======== MATERIAL PROVIDED ========

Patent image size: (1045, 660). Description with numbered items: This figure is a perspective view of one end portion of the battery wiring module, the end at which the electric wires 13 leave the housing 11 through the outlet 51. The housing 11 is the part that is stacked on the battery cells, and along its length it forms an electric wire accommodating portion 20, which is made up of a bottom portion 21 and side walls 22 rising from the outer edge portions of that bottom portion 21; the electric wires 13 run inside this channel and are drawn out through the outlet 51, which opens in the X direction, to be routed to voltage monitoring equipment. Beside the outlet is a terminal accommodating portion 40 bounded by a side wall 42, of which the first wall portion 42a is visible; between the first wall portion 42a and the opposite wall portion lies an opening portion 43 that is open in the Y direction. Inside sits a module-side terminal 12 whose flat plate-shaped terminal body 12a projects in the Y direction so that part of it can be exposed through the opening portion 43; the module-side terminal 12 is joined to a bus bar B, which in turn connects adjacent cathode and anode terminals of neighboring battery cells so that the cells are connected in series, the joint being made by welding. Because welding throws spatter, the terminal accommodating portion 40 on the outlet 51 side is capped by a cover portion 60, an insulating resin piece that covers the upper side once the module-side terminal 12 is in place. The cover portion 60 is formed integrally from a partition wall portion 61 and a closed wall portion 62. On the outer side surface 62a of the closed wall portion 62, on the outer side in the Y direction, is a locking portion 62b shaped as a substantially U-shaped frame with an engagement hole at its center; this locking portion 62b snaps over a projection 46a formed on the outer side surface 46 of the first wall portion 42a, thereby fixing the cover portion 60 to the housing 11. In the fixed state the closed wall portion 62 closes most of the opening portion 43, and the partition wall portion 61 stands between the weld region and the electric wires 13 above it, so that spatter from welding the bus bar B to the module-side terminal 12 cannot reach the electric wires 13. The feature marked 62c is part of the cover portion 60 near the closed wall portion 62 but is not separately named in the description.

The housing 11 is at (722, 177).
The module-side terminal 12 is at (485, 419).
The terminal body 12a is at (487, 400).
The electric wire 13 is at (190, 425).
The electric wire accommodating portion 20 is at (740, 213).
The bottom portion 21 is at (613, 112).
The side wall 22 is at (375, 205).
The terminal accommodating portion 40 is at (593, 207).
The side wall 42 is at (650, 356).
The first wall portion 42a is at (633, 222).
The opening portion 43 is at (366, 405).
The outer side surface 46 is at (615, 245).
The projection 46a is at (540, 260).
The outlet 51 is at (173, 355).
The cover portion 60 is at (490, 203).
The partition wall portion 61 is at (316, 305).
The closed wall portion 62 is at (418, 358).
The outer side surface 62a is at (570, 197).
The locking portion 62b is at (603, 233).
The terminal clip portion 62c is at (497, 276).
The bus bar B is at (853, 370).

========

_WHAT TO DO_:
Exactly as they stand above, write out all the entries again.

_RESULT OF THIS EXERCISE_:
Patent image size: (1045, 660). Description with numbered items: This figure is a perspective view of one end portion of the battery wiring module, the end at which the electric wires 13 leave the housing 11 through the outlet 51. The housing 11 is the part that is stacked on the battery cells, and along its length it forms an electric wire accommodating portion 20, which is made up of a bottom portion 21 and side walls 22 rising from the outer edge portions of that bottom portion 21; the electric wires 13 run inside this channel and are drawn out through the outlet 51, which opens in the X direction, to be routed to voltage monitoring equipment. Beside the outlet is a terminal accommodating portion 40 bounded by a side wall 42, of which the first wall portion 42a is visible; between the first wall portion 42a and the opposite wall portion lies an opening portion 43 that is open in the Y direction. Inside sits a module-side terminal 12 whose flat plate-shaped terminal body 12a projects in the Y direction so that part of it can be exposed through the opening portion 43; the module-side terminal 12 is joined to a bus bar B, which in turn connects adjacent cathode and anode terminals of neighboring battery cells so that the cells are connected in series, the joint being made by welding. Because welding throws spatter, the terminal accommodating portion 40 on the outlet 51 side is capped by a cover portion 60, an insulating resin piece that covers the upper side once the module-side terminal 12 is in place. The cover portion 60 is formed integrally from a partition wall portion 61 and a closed wall portion 62. On the outer side surface 62a of the closed wall portion 62, on the outer side in the Y direction, is a locking portion 62b shaped as a substantially U-shaped frame with an engagement hole at its center; this locking portion 62b snaps over a projection 46a formed on the outer side surface 46 of the first wall portion 42a, thereby fixing the cover portion 60 to the housing 11. In the fixed state the closed wall portion 62 closes most of the opening portion 43, and the partition wall portion 61 stands between the weld region and the electric wires 13 above it, so that spatter from welding the bus bar B to the module-side terminal 12 cannot reach the electric wires 13. The feature marked 62c is part of the cover portion 60 near the closed wall portion 62 but is not separately named in the description.

The housing 11 is at (722, 177).
The module-side terminal 12 is at (485, 419).
The terminal body 12a is at (487, 400).
The electric wire 13 is at (190, 425).
The electric wire accommodating portion 20 is at (740, 213).
The bottom portion 21 is at (613, 112).
The side wall 22 is at (375, 205).
The terminal accommodating portion 40 is at (593, 207).
The side wall 42 is at (650, 356).
The first wall portion 42a is at (633, 222).
The opening portion 43 is at (366, 405).
The outer side surface 46 is at (615, 245).
The projection 46a is at (540, 260).
The outlet 51 is at (173, 355).
The cover portion 60 is at (490, 203).
The partition wall portion 61 is at (316, 305).
The closed wall portion 62 is at (418, 358).
The outer side surface 62a is at (570, 197).
The locking portion 62b is at (603, 233).
The terminal clip portion 62c is at (497, 276).
The bus bar B is at (853, 370).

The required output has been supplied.